» Objective
Restate the whole listing word for word. Pictures are left out.
start
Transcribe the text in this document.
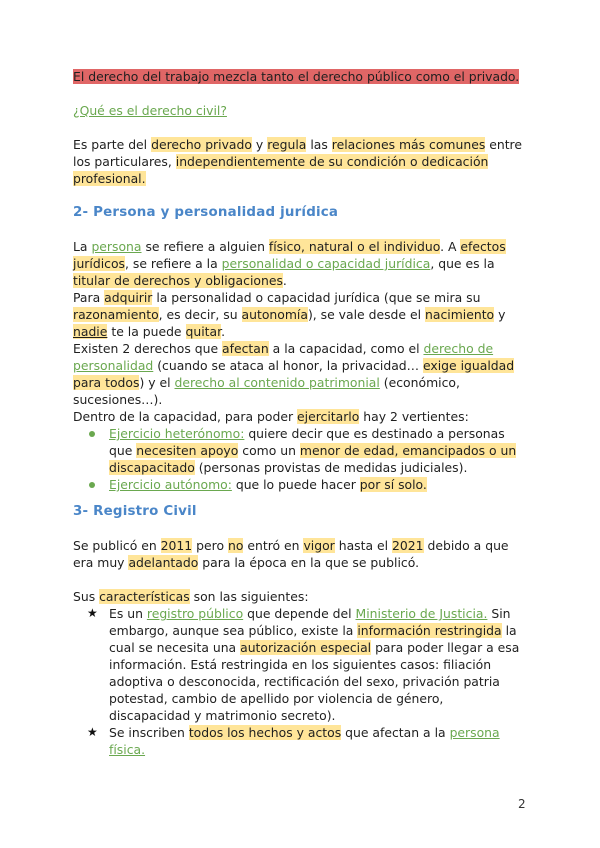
El derecho del trabajo mezcla tanto el derecho público como el privado.

¿Qué es el derecho civil?

Es parte del derecho privado y regula las relaciones más comunes entre los particulares, independientemente de su condición o dedicación profesional.

2- Persona y personalidad jurídica

La persona se refiere a alguien físico, natural o el individuo. A efectos jurídicos, se refiere a la personalidad o capacidad jurídica, que es la titular de derechos y obligaciones.

Para adquirir la personalidad o capacidad jurídica (que se mira su razonamiento, es decir, su autonomía), se vale desde el nacimiento y nadie te la puede quitar.

Existen 2 derechos que afectan a la capacidad, como el derecho de personalidad (cuando se ataca al honor, la privacidad… exige igualdad para todos) y el derecho al contenido patrimonial (económico, sucesiones…).

Dentro de la capacidad, para poder ejercitarlo hay 2 vertientes:

Ejercicio heterónomo: quiere decir que es destinado a personas que necesiten apoyo como un menor de edad, emancipados o un discapacitado (personas provistas de medidas judiciales).
Ejercicio autónomo: que lo puede hacer por sí solo.

3- Registro Civil

Se publicó en 2011 pero no entró en vigor hasta el 2021 debido a que era muy adelantado para la época en la que se publicó.

Sus características son las siguientes:

★ Es un registro público que depende del Ministerio de Justicia. Sin embargo, aunque sea público, existe la información restringida la cual se necesita una autorización especial para poder llegar a esa información. Está restringida en los siguientes casos: filiación adoptiva o desconocida, rectificación del sexo, privación patria potestad, cambio de apellido por violencia de género, discapacidad y matrimonio secreto).
★ Se inscriben todos los hechos y actos que afectan a la persona física.
2
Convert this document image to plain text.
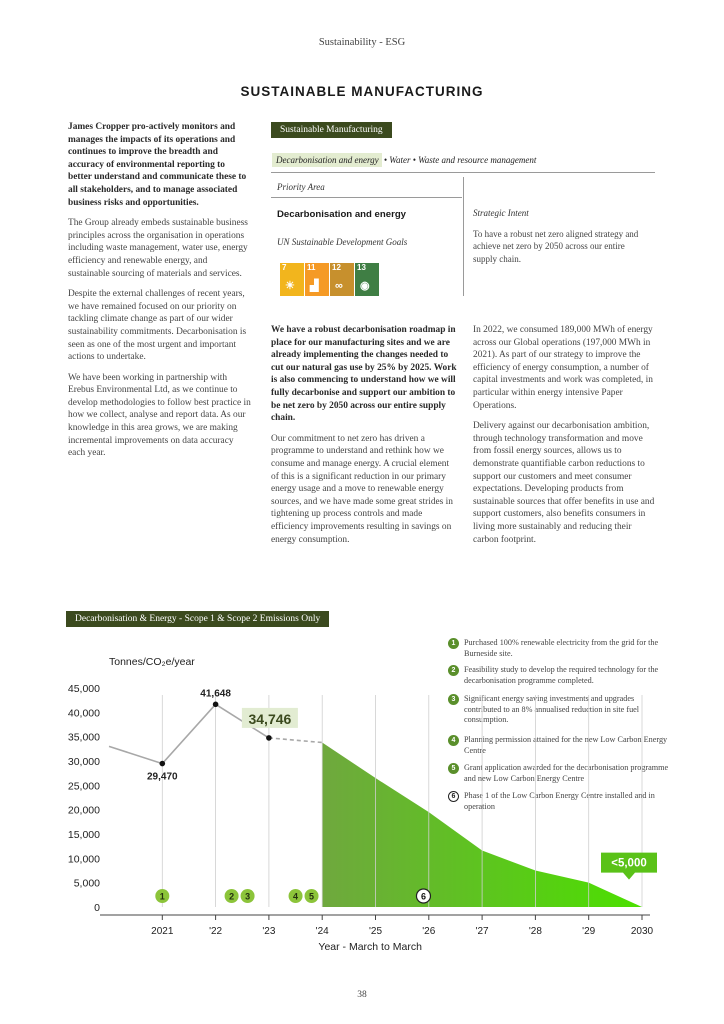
Sustainability - ESG
SUSTAINABLE MANUFACTURING

James Cropper pro-actively monitors and manages the impacts of its operations and continues to improve the breadth and accuracy of environmental reporting to better understand and communicate these to all stakeholders, and to manage associated business risks and opportunities.

The Group already embeds sustainable business principles across the organisation in operations including waste management, water use, energy efficiency and renewable energy, and sustainable sourcing of materials and services.

Despite the external challenges of recent years, we have remained focused on our priority on tackling climate change as part of our wider sustainability commitments. Decarbonisation is seen as one of the most urgent and important actions to undertake.

We have been working in partnership with Erebus Environmental Ltd, as we continue to develop methodologies to follow best practice in how we collect, analyse and report data. As our knowledge in this area grows, we are making incremental improvements on data accuracy each year.

Sustainable Manufacturing
Decarbonisation and energy • Water • Waste and resource management
Priority Area
Decarbonisation and energy
UN Sustainable Development Goals
Strategic Intent
To have a robust net zero aligned strategy and achieve net zero by 2050 across our entire supply chain.
7
☀
11
▟
12
∞
13
◉

We have a robust decarbonisation roadmap in place for our manufacturing sites and we are already implementing the changes needed to cut our natural gas use by 25% by 2025. Work is also commencing to understand how we will fully decarbonise and support our ambition to be net zero by 2050 across our entire supply chain.

Our commitment to net zero has driven a programme to understand and rethink how we consume and manage energy. A crucial element of this is a significant reduction in our primary energy usage and a move to renewable energy sources, and we have made some great strides in tightening up process controls and made efficiency improvements resulting in savings on energy consumption.

In 2022, we consumed 189,000 MWh of energy across our Global operations (197,000 MWh in 2021). As part of our strategy to improve the efficiency of energy consumption, a number of capital investments and work was completed, in particular within energy intensive Paper Operations.

Delivery against our decarbonisation ambition, through technology transformation and move from fossil energy sources, allows us to demonstrate quantifiable carbon reductions to support our customers and meet consumer expectations. Developing products from sustainable sources that offer benefits in use and support customers, also benefits consumers in living more sustainably and reducing their carbon footprint.

Decarbonisation & Energy - Scope 1 & Scope 2 Emissions Only
1	Purchased 100% renewable electricity from the grid for the Burneside site.
2	Feasibility study to develop the required technology for the decarbonisation programme completed.
3	Significant energy saving investments and upgrades contributed to an 8% annualised reduction in site fuel consumption.
4	Planning permission attained for the new Low Carbon Energy Centre
5	Grant application awarded for the decarbonisation programme and new Low Carbon Energy Centre
6	Phase 1 of the Low Carbon Energy Centre installed and in operation
Tonnes/CO₂e/year
45,000
40,000
35,000
30,000
25,000
20,000
15,000
10,000
5,000
0
29,470
41,648
34,746
<5,000
2021	'22	'23	'24	'25	'26	'27	'28	'29	2030
Year - March to March
1	2 3	4 5	6
38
end
» Completed exercise
Transcribe the text in this document.
El derecho del trabajo mezcla tanto el derecho público como el privado.

¿Qué es el derecho civil?

Es parte del derecho privado y regula las relaciones más comunes entre los particulares, independientemente de su condición o dedicación profesional.

2- Persona y personalidad jurídica

La persona se refiere a alguien físico, natural o el individuo. A efectos jurídicos, se refiere a la personalidad o capacidad jurídica, que es la titular de derechos y obligaciones.

Para adquirir la personalidad o capacidad jurídica (que se mira su razonamiento, es decir, su autonomía), se vale desde el nacimiento y nadie te la puede quitar.

Existen 2 derechos que afectan a la capacidad, como el derecho de personalidad (cuando se ataca al honor, la privacidad… exige igualdad para todos) y el derecho al contenido patrimonial (económico, sucesiones…).

Dentro de la capacidad, para poder ejercitarlo hay 2 vertientes:

Ejercicio heterónomo: quiere decir que es destinado a personas que necesiten apoyo como un menor de edad, emancipados o un discapacitado (personas provistas de medidas judiciales).
Ejercicio autónomo: que lo puede hacer por sí solo.

3- Registro Civil

Se publicó en 2011 pero no entró en vigor hasta el 2021 debido a que era muy adelantado para la época en la que se publicó.

Sus características son las siguientes:

★ Es un registro público que depende del Ministerio de Justicia. Sin embargo, aunque sea público, existe la información restringida la cual se necesita una autorización especial para poder llegar a esa información. Está restringida en los siguientes casos: filiación adoptiva o desconocida, rectificación del sexo, privación patria potestad, cambio de apellido por violencia de género, discapacidad y matrimonio secreto).
★ Se inscriben todos los hechos y actos que afectan a la persona física.
2
Convert this document image to plain text.
Sustainability - ESG
SUSTAINABLE MANUFACTURING

James Cropper pro-actively monitors and manages the impacts of its operations and continues to improve the breadth and accuracy of environmental reporting to better understand and communicate these to all stakeholders, and to manage associated business risks and opportunities.

The Group already embeds sustainable business principles across the organisation in operations including waste management, water use, energy efficiency and renewable energy, and sustainable sourcing of materials and services.

Despite the external challenges of recent years, we have remained focused on our priority on tackling climate change as part of our wider sustainability commitments. Decarbonisation is seen as one of the most urgent and important actions to undertake.

We have been working in partnership with Erebus Environmental Ltd, as we continue to develop methodologies to follow best practice in how we collect, analyse and report data. As our knowledge in this area grows, we are making incremental improvements on data accuracy each year.

Sustainable Manufacturing
Decarbonisation and energy • Water • Waste and resource management
Priority Area
Decarbonisation and energy
UN Sustainable Development Goals
Strategic Intent
To have a robust net zero aligned strategy and achieve net zero by 2050 across our entire supply chain.
7
☀
11
▟
12
∞
13
◉

We have a robust decarbonisation roadmap in place for our manufacturing sites and we are already implementing the changes needed to cut our natural gas use by 25% by 2025. Work is also commencing to understand how we will fully decarbonise and support our ambition to be net zero by 2050 across our entire supply chain.

Our commitment to net zero has driven a programme to understand and rethink how we consume and manage energy. A crucial element of this is a significant reduction in our primary energy usage and a move to renewable energy sources, and we have made some great strides in tightening up process controls and made efficiency improvements resulting in savings on energy consumption.

In 2022, we consumed 189,000 MWh of energy across our Global operations (197,000 MWh in 2021). As part of our strategy to improve the efficiency of energy consumption, a number of capital investments and work was completed, in particular within energy intensive Paper Operations.

Delivery against our decarbonisation ambition, through technology transformation and move from fossil energy sources, allows us to demonstrate quantifiable carbon reductions to support our customers and meet consumer expectations. Developing products from sustainable sources that offer benefits in use and support customers, also benefits consumers in living more sustainably and reducing their carbon footprint.

Decarbonisation & Energy - Scope 1 & Scope 2 Emissions Only
1	Purchased 100% renewable electricity from the grid for the Burneside site.
2	Feasibility study to develop the required technology for the decarbonisation programme completed.
3	Significant energy saving investments and upgrades contributed to an 8% annualised reduction in site fuel consumption.
4	Planning permission attained for the new Low Carbon Energy Centre
5	Grant application awarded for the decarbonisation programme and new Low Carbon Energy Centre
6	Phase 1 of the Low Carbon Energy Centre installed and in operation
Tonnes/CO₂e/year
45,000
40,000
35,000
30,000
25,000
20,000
15,000
10,000
5,000
0
29,470
41,648
34,746
<5,000
2021	'22	'23	'24	'25	'26	'27	'28	'29	2030
Year - March to March
1	2 3	4 5	6
38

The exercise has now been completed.